╔══

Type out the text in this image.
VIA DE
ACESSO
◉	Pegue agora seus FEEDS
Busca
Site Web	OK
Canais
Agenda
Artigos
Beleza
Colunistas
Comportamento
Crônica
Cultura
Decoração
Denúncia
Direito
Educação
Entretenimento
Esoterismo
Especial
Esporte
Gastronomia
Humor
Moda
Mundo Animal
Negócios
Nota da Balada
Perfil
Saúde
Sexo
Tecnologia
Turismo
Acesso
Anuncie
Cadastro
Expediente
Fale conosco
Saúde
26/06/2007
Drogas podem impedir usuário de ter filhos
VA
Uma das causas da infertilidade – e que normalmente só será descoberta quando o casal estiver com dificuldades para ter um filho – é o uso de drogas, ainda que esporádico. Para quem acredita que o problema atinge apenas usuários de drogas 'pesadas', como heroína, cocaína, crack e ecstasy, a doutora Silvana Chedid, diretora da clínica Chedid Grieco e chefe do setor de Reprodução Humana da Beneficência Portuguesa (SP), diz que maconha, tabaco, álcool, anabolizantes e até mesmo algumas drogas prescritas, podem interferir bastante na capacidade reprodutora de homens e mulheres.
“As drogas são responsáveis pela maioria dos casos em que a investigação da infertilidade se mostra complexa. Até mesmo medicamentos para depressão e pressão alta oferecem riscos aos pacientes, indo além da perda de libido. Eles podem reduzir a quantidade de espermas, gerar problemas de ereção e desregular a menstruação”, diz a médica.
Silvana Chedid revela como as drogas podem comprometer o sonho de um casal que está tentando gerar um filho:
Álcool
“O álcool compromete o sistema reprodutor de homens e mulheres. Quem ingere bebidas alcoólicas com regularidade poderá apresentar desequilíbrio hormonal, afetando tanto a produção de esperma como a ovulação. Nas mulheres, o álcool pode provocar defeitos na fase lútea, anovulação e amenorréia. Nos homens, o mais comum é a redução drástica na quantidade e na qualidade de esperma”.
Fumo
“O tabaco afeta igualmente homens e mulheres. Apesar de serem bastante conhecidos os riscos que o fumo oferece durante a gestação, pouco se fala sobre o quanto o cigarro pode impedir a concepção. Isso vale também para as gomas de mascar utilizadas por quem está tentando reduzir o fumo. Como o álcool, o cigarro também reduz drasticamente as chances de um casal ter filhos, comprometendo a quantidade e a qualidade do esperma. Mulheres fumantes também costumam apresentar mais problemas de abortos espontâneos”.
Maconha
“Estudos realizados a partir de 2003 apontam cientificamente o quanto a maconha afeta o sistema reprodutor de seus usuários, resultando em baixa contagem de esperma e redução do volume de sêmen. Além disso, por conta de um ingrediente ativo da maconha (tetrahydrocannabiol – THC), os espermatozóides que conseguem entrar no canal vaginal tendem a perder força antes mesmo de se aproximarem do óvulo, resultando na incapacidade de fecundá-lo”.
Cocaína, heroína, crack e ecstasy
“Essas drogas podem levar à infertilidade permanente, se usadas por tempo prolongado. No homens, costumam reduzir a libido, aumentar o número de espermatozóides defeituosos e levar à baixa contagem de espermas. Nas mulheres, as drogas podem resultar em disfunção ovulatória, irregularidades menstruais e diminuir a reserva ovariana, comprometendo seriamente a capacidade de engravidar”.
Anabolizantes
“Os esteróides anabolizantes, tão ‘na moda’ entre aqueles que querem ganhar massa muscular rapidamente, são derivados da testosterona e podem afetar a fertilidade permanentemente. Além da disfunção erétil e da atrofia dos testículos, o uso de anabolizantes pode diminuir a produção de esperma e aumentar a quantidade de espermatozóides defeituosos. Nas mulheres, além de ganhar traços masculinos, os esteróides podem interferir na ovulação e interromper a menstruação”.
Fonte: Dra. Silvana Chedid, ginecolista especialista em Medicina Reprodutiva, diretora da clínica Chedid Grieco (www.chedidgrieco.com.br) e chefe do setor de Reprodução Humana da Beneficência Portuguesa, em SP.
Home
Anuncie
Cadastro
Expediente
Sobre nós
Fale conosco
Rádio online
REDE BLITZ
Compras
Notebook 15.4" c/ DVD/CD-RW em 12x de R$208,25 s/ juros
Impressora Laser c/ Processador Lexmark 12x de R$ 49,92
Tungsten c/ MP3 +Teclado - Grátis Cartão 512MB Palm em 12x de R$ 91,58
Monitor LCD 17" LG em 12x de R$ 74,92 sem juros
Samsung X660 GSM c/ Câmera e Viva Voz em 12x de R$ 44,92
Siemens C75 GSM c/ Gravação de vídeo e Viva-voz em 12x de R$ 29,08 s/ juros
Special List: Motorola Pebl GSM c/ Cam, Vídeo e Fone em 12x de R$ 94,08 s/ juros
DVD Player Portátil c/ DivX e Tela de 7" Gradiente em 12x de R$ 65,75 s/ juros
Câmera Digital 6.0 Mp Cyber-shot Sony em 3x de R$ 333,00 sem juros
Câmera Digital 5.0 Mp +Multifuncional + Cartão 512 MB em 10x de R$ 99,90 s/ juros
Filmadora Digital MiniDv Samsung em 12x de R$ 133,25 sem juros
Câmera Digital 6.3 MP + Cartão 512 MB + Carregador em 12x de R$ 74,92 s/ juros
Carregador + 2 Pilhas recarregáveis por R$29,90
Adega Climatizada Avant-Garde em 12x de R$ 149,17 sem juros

╚══

* What to work on *
Please restate the records in full, word for word.

* Reply *
Type out the text in this image.
VIA DE
ACESSO
◉	Pegue agora seus FEEDS
Busca
Site Web	OK
Canais
Agenda
Artigos
Beleza
Colunistas
Comportamento
Crônica
Cultura
Decoração
Denúncia
Direito
Educação
Entretenimento
Esoterismo
Especial
Esporte
Gastronomia
Humor
Moda
Mundo Animal
Negócios
Nota da Balada
Perfil
Saúde
Sexo
Tecnologia
Turismo
Acesso
Anuncie
Cadastro
Expediente
Fale conosco
Saúde
26/06/2007
Drogas podem impedir usuário de ter filhos
VA
Uma das causas da infertilidade – e que normalmente só será descoberta quando o casal estiver com dificuldades para ter um filho – é o uso de drogas, ainda que esporádico. Para quem acredita que o problema atinge apenas usuários de drogas 'pesadas', como heroína, cocaína, crack e ecstasy, a doutora Silvana Chedid, diretora da clínica Chedid Grieco e chefe do setor de Reprodução Humana da Beneficência Portuguesa (SP), diz que maconha, tabaco, álcool, anabolizantes e até mesmo algumas drogas prescritas, podem interferir bastante na capacidade reprodutora de homens e mulheres.
“As drogas são responsáveis pela maioria dos casos em que a investigação da infertilidade se mostra complexa. Até mesmo medicamentos para depressão e pressão alta oferecem riscos aos pacientes, indo além da perda de libido. Eles podem reduzir a quantidade de espermas, gerar problemas de ereção e desregular a menstruação”, diz a médica.
Silvana Chedid revela como as drogas podem comprometer o sonho de um casal que está tentando gerar um filho:
Álcool
“O álcool compromete o sistema reprodutor de homens e mulheres. Quem ingere bebidas alcoólicas com regularidade poderá apresentar desequilíbrio hormonal, afetando tanto a produção de esperma como a ovulação. Nas mulheres, o álcool pode provocar defeitos na fase lútea, anovulação e amenorréia. Nos homens, o mais comum é a redução drástica na quantidade e na qualidade de esperma”.
Fumo
“O tabaco afeta igualmente homens e mulheres. Apesar de serem bastante conhecidos os riscos que o fumo oferece durante a gestação, pouco se fala sobre o quanto o cigarro pode impedir a concepção. Isso vale também para as gomas de mascar utilizadas por quem está tentando reduzir o fumo. Como o álcool, o cigarro também reduz drasticamente as chances de um casal ter filhos, comprometendo a quantidade e a qualidade do esperma. Mulheres fumantes também costumam apresentar mais problemas de abortos espontâneos”.
Maconha
“Estudos realizados a partir de 2003 apontam cientificamente o quanto a maconha afeta o sistema reprodutor de seus usuários, resultando em baixa contagem de esperma e redução do volume de sêmen. Além disso, por conta de um ingrediente ativo da maconha (tetrahydrocannabiol – THC), os espermatozóides que conseguem entrar no canal vaginal tendem a perder força antes mesmo de se aproximarem do óvulo, resultando na incapacidade de fecundá-lo”.
Cocaína, heroína, crack e ecstasy
“Essas drogas podem levar à infertilidade permanente, se usadas por tempo prolongado. No homens, costumam reduzir a libido, aumentar o número de espermatozóides defeituosos e levar à baixa contagem de espermas. Nas mulheres, as drogas podem resultar em disfunção ovulatória, irregularidades menstruais e diminuir a reserva ovariana, comprometendo seriamente a capacidade de engravidar”.
Anabolizantes
“Os esteróides anabolizantes, tão ‘na moda’ entre aqueles que querem ganhar massa muscular rapidamente, são derivados da testosterona e podem afetar a fertilidade permanentemente. Além da disfunção erétil e da atrofia dos testículos, o uso de anabolizantes pode diminuir a produção de esperma e aumentar a quantidade de espermatozóides defeituosos. Nas mulheres, além de ganhar traços masculinos, os esteróides podem interferir na ovulação e interromper a menstruação”.
Fonte: Dra. Silvana Chedid, ginecolista especialista em Medicina Reprodutiva, diretora da clínica Chedid Grieco (www.chedidgrieco.com.br) e chefe do setor de Reprodução Humana da Beneficência Portuguesa, em SP.
Home
Anuncie
Cadastro
Expediente
Sobre nós
Fale conosco
Rádio online
REDE BLITZ
Compras
Notebook 15.4" c/ DVD/CD-RW em 12x de R$208,25 s/ juros
Impressora Laser c/ Processador Lexmark 12x de R$ 49,92
Tungsten c/ MP3 +Teclado - Grátis Cartão 512MB Palm em 12x de R$ 91,58
Monitor LCD 17" LG em 12x de R$ 74,92 sem juros
Samsung X660 GSM c/ Câmera e Viva Voz em 12x de R$ 44,92
Siemens C75 GSM c/ Gravação de vídeo e Viva-voz em 12x de R$ 29,08 s/ juros
Special List: Motorola Pebl GSM c/ Cam, Vídeo e Fone em 12x de R$ 94,08 s/ juros
DVD Player Portátil c/ DivX e Tela de 7" Gradiente em 12x de R$ 65,75 s/ juros
Câmera Digital 6.0 Mp Cyber-shot Sony em 3x de R$ 333,00 sem juros
Câmera Digital 5.0 Mp +Multifuncional + Cartão 512 MB em 10x de R$ 99,90 s/ juros
Filmadora Digital MiniDv Samsung em 12x de R$ 133,25 sem juros
Câmera Digital 6.3 MP + Cartão 512 MB + Carregador em 12x de R$ 74,92 s/ juros
Carregador + 2 Pilhas recarregáveis por R$29,90
Adega Climatizada Avant-Garde em 12x de R$ 149,17 sem juros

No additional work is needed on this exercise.